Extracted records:
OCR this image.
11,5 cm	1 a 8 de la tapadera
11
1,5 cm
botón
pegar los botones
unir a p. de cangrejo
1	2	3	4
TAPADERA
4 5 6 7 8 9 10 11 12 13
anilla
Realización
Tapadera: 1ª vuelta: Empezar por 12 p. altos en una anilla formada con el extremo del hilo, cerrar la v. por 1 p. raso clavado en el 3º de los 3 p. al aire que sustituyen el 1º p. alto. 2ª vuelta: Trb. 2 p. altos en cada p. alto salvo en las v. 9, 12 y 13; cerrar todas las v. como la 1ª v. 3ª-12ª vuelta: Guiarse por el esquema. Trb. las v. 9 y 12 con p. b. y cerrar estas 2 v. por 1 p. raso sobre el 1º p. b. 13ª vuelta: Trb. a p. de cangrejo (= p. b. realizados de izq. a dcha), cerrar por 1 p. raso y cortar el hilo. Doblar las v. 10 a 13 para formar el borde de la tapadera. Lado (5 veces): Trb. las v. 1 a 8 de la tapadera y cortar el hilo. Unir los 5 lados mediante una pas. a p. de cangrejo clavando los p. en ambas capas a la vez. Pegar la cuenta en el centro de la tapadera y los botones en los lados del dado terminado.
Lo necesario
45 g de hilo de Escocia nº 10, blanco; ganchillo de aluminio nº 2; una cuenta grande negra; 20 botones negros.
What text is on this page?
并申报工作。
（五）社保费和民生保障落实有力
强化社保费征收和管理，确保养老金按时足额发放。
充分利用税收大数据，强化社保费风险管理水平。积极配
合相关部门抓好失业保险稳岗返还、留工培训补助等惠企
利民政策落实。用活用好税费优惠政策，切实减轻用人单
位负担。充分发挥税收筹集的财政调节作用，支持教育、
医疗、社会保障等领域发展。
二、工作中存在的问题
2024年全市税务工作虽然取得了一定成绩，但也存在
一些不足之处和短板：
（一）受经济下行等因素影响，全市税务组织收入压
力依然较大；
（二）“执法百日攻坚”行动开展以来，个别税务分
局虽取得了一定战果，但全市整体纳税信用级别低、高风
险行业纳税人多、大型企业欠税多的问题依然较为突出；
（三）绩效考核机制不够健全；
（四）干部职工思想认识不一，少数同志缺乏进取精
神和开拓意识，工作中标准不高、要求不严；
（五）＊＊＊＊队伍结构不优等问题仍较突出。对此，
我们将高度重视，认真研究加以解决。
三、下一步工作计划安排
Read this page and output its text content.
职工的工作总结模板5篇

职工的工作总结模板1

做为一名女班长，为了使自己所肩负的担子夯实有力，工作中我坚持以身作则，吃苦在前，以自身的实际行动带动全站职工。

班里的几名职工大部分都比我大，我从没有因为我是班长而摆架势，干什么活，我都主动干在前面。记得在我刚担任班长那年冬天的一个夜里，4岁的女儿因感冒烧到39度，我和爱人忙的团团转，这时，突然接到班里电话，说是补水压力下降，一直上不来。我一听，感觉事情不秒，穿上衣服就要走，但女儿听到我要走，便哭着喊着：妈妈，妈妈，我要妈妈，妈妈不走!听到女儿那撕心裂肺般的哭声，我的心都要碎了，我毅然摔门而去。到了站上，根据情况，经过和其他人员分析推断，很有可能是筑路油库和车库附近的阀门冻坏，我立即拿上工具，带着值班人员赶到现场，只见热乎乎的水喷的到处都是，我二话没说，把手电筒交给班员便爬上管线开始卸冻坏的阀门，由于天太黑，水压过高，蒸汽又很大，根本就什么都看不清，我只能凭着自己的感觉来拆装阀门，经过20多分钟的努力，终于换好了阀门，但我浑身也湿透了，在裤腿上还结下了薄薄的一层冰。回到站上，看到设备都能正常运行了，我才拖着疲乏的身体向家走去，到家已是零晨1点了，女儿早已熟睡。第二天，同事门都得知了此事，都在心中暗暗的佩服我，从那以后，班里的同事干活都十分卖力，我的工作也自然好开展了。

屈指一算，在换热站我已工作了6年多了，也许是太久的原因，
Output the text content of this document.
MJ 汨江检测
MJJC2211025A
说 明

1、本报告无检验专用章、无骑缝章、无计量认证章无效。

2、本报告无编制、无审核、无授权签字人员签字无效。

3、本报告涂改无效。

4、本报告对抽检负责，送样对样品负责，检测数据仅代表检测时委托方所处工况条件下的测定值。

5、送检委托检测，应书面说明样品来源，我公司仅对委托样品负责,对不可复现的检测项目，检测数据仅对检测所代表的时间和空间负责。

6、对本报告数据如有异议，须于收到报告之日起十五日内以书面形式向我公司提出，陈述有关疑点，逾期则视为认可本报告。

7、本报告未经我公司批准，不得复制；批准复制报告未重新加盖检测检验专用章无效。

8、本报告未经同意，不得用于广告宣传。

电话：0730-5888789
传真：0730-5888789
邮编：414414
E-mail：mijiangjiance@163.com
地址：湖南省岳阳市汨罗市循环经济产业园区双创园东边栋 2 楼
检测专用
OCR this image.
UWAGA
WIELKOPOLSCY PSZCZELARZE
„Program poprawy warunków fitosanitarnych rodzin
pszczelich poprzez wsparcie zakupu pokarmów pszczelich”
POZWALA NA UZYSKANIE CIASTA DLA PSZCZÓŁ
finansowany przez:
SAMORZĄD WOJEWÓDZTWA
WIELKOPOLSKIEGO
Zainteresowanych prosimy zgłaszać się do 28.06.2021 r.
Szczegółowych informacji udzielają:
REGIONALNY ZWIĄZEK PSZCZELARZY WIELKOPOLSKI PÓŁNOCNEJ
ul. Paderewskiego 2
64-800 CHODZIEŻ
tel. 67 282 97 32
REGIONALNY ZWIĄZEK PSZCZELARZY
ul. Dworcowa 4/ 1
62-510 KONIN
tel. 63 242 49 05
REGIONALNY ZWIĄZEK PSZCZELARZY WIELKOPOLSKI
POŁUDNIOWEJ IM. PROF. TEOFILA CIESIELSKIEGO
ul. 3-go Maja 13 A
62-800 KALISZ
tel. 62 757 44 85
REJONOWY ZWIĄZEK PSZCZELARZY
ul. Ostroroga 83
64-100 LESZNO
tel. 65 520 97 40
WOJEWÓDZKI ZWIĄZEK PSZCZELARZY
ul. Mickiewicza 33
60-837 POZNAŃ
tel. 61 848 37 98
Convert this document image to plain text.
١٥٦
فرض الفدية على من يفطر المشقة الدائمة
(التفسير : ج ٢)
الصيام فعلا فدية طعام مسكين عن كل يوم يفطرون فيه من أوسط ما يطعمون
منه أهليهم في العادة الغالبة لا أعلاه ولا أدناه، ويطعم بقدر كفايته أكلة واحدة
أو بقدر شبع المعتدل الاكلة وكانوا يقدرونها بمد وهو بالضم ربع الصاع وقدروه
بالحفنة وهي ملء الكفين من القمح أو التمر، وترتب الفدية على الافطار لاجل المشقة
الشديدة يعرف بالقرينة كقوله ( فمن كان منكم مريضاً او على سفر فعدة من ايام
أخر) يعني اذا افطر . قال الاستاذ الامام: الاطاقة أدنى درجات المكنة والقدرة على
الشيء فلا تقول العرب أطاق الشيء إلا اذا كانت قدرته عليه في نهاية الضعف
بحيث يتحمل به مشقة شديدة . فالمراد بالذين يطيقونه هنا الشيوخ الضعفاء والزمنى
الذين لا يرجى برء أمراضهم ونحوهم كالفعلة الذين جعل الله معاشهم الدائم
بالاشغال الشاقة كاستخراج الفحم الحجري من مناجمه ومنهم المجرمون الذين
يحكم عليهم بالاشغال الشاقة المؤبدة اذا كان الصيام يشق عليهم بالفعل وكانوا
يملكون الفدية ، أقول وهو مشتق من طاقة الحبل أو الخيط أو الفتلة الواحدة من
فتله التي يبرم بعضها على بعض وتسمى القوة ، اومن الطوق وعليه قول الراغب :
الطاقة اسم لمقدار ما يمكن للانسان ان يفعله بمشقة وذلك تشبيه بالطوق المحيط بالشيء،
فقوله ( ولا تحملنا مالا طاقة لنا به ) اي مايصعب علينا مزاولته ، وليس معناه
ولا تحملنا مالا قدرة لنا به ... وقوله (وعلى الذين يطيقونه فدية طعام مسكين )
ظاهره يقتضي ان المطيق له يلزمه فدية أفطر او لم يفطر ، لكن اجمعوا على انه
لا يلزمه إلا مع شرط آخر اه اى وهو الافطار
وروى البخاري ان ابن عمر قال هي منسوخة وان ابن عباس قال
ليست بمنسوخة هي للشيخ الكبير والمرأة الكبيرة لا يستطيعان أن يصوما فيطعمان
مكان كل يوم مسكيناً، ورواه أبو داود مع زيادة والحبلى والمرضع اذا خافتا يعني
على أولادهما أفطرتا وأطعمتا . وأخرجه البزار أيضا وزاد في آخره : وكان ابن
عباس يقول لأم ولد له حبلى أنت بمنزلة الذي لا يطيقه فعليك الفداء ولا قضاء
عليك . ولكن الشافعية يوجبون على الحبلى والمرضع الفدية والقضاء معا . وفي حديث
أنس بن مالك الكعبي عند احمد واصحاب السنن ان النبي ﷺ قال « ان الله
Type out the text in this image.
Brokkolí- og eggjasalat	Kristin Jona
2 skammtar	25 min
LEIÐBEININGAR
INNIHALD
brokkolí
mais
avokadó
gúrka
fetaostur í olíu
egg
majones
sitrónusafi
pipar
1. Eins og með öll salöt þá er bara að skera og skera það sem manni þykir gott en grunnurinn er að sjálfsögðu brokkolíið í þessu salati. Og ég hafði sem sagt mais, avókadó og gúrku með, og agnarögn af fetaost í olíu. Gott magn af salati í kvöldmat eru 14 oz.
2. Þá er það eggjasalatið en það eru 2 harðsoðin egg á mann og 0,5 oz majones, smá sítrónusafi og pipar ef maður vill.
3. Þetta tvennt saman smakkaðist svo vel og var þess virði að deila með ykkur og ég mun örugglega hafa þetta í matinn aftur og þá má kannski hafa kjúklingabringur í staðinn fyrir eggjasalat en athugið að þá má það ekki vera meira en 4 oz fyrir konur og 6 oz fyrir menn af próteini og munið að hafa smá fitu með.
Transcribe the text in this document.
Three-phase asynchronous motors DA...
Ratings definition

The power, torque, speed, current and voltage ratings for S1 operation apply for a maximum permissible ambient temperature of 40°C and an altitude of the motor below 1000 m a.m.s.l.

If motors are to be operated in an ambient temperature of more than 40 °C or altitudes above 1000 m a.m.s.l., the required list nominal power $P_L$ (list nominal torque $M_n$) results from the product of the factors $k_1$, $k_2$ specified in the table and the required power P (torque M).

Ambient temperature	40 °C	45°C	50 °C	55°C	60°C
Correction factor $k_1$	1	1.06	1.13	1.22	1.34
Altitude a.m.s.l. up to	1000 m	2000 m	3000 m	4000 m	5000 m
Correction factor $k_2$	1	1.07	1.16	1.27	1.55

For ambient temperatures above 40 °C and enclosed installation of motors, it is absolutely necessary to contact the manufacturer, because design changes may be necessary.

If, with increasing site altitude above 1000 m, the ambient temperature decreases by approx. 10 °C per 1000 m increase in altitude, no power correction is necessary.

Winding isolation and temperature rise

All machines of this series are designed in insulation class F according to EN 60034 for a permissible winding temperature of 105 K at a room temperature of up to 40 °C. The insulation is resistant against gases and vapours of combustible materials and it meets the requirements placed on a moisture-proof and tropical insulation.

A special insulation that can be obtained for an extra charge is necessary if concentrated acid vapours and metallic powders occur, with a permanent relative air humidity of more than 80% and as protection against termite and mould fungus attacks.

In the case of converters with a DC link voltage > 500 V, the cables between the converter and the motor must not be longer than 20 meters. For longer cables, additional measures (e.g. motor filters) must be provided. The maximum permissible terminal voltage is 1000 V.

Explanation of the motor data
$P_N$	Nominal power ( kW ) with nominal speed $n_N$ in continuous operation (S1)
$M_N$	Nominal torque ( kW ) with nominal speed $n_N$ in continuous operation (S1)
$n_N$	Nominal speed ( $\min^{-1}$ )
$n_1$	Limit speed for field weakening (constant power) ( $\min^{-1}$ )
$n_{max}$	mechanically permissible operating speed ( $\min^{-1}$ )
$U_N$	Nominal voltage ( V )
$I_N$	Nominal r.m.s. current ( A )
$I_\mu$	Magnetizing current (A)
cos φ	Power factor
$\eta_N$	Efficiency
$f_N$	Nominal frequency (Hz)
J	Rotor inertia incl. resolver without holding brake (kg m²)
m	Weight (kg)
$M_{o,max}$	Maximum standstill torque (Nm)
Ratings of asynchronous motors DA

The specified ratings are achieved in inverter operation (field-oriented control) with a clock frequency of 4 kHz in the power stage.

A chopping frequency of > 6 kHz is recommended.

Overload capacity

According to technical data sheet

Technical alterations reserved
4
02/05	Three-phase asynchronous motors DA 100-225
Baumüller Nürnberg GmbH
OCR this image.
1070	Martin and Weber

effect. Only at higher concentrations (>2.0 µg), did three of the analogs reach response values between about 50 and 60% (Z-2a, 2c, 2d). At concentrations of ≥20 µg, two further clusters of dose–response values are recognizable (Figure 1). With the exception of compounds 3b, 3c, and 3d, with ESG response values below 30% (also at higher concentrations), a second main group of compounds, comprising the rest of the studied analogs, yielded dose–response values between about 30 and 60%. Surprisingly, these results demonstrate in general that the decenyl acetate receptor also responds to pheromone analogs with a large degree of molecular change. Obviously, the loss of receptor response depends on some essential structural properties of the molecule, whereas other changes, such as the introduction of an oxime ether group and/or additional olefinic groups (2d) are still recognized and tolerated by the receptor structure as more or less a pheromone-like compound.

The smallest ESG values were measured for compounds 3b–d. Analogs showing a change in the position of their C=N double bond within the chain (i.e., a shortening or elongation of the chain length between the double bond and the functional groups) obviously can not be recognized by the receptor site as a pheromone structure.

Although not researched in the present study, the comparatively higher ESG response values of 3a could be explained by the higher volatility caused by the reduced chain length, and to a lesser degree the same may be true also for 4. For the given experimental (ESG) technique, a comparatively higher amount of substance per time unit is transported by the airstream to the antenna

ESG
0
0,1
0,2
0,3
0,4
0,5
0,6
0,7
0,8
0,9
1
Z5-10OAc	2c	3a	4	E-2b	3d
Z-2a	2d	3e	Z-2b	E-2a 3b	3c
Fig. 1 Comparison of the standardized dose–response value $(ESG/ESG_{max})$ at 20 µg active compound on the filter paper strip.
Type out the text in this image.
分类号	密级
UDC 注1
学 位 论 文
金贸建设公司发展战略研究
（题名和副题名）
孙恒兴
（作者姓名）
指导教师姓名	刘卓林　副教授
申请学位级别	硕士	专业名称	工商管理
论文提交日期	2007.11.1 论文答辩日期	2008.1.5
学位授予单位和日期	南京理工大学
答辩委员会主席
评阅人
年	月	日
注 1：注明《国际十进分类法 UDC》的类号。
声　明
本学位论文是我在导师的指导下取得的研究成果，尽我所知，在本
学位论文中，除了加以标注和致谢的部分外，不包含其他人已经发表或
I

AIM OF THE TASK: Tally up how many lines in the preceding listing contain the word "chain". Give nothing but the number.

EXERCISE OUTPUT: 2